Zu erledigen
- 1) Geben Sie den Absatz „Bei der italienischen Führung stand Manuel Neuer“ aus dem Artikel über das Duell Deutschland gegen England als knappe Stichpunktliste wieder, ohne seine wesentlichen Fakten auszulassen.
- 2) Nennen Sie sämtliche Spieler, die im Artikel über das Duell Deutschland gegen England namentlich erwähnt werden.
- 3) Schreiben Sie den Artikel über das Duell Deutschland gegen England im Anschluss an seinen letzten Satz weiter.

Extrahierter Text
○ ○ ○ ○

Deutschland vs. England: Der Head-to-Head-Vergleich
Von Martin Bytomski
"Wir werden das Spiel analysieren und hoffen, dass wir dann am Dienstag gegen England ein anderes Ergebnis und eine andere Leistung auf den Platz bringen", so die klaren Worte von Bundestrainer Hansi Flick nach dem 1:1 gegen Italien. Vor dem Duell des 2. Spieltags in der Nations League am Dienstag (ab 20.45 Uhr) gegen die Three Lions sind allerdings auch die Engländer unter Druck: Zum Auftakt verlor der EM-Finalist 0:1 in Ungarn. Wir blicken vor dem stets brisanten Aufeinandertreffen auf die Head-to-Head-Duelle.
Manuel Neuer vs. Jordan Pickford
Bei der italienischen Führung stand Manuel Neuer auf verlorenem Posten - ansonsten bekam der DFB-Kapitän wenig zu tun. Mit dem 109-fachen Nationalspieler weiß die deutsche Abwehr einen stets souveränen Rückhalt hinter sich. Im Gegensatz zu Neuer ist Pickford kein Schlussmann auf Weltklasse-Niveau. Immerhin: Der 28-Jährige ist Stammtorhüter beim FC Everton und steht voll im Saft. Vorteil: Deutschland.
Jonas Hofmann vs. Trent Alexander-Arnold
Bei Deutschland eine Schwachstelle, bei der Auswahl von der Insel ein Glanzlicht: Die Rechtsverteidiger-Position. Gegen Italien durfte Benjamin Henrichs hinten rechts ran und machte seine Sache ordentlich. Gegen England könnte sich auf der rechten Seite Jonas Hofmann versuchen, der im DFB-Dress umfunktioniert werden soll. Gerade defensiv fehlt dem Gladbacher aber die Erfahrung auf dieser Position, wie man beim Gegentor in Italien sah. Offensiv kann Hofmann dagegen für viel Belebung sorgen. Die Three Lions können dagegen mit Trent Alexander-Arnold einen der besten Rechtsverteidiger der Welt aufbieten. Wenn überhaupt, ist der Rückwärtsgang eine kleine Schwäche des LFC-Kickers. Dennoch ist klar - Vorteil: England.

○ ○ ○ ○

Gespeicherte Daten

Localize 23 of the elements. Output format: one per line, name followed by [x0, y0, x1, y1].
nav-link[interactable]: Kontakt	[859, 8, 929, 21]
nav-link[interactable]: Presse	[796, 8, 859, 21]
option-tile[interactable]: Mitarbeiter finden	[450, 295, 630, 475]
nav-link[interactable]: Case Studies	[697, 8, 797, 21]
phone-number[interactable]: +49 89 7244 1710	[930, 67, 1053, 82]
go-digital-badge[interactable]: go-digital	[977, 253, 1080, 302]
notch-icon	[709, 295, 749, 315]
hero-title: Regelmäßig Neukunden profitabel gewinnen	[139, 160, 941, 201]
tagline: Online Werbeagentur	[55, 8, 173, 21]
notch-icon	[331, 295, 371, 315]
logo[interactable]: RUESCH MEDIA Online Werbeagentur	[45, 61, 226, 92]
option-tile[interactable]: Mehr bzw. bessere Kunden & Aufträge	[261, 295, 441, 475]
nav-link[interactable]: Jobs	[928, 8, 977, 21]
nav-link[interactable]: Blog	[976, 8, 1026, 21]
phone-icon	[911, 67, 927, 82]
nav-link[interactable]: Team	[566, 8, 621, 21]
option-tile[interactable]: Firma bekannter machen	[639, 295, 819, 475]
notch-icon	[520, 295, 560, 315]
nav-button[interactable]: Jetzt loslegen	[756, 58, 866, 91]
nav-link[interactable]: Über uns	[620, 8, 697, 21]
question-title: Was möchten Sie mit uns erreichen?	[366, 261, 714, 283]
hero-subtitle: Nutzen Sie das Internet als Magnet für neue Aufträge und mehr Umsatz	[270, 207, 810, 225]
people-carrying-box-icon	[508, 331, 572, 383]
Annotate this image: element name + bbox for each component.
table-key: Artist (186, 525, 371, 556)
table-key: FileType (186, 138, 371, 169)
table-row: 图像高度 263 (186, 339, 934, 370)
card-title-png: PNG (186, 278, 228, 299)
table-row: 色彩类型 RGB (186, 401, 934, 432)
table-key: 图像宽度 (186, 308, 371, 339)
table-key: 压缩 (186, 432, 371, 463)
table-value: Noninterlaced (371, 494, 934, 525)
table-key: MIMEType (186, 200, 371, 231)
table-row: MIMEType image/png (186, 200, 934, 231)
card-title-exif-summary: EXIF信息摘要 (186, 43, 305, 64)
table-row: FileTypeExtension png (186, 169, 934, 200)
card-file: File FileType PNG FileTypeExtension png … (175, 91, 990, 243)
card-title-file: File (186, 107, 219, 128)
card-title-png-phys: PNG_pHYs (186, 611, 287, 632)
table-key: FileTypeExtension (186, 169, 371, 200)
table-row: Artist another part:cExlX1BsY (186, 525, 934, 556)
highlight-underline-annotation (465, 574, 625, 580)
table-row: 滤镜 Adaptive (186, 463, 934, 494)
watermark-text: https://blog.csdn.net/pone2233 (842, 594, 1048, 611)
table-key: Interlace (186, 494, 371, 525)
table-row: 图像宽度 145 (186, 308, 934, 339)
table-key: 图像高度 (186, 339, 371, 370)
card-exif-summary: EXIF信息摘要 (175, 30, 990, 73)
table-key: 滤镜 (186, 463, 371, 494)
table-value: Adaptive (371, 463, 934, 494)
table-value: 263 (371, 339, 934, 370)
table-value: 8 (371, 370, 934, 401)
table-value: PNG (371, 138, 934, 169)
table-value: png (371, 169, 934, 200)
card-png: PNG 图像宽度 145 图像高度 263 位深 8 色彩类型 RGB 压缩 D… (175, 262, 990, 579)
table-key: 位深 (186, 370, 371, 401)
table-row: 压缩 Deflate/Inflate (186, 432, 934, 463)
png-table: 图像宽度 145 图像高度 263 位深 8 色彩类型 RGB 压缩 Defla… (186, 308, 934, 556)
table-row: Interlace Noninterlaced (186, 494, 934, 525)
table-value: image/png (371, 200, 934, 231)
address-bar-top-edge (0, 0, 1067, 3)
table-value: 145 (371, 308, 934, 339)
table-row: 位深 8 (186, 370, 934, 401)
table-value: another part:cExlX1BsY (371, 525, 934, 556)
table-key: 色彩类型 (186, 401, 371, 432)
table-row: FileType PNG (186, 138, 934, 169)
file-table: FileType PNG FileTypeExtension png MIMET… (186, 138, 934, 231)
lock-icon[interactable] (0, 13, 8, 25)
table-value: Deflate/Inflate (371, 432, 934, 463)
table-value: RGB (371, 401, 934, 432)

○ ○ ○ ○

Lösungen
- 1)
- Bei der italienischen Führung war Manuel Neuer machtlos, ansonsten hatte der DFB-Kapitän wenig zu tun.
- Der 109-fache Nationalspieler ist ein stets souveräner Rückhalt der deutschen Abwehr.
- Jordan Pickford ist im Gegensatz zu Neuer kein Torhüter auf Weltklasse-Niveau.
- Der 28-Jährige ist Stammtorhüter beim FC Everton und in guter Form.
- Vorteil: Deutschland.

- 2)
- Manuel Neuer
- Jordan Pickford
- Jonas Hofmann
- Trent Alexander-Arnold
- Benjamin Henrichs

- 3)
Niklas Süle vs. Kyle Walker
Der Bayern-Verteidiger hat bis auf ganz wenige Ausnahmen eine exzellente Saison gespielt und seine Innenverteidiger-Kollegen weitgehend in den Schatten gestellt. Süle ist groß, zweikampfstark, endschnell und fußballerisch beschlagen, wodurch er über ein sehr komplettes Gesamt-Paket besitzt. Walker ist trotz seiner 32 Jahre ein enorm athletischer Spieler und sicherlich ein Stück antrittschneller und wendiger als Süle. Der universell einsetzbare Verteieiger hat jedoch eine schwere Saison hinter sich, in der er immer wieder von Verletzungen zurückgeworfen wurde. Im Saison-Endspurt fehlte er wochenlang wegen einer Knöchelverletzung. Es ist nicht ganz gesichert, dass Walker sein ganzes Können aufbieten kann. Vorteil: Deutschland.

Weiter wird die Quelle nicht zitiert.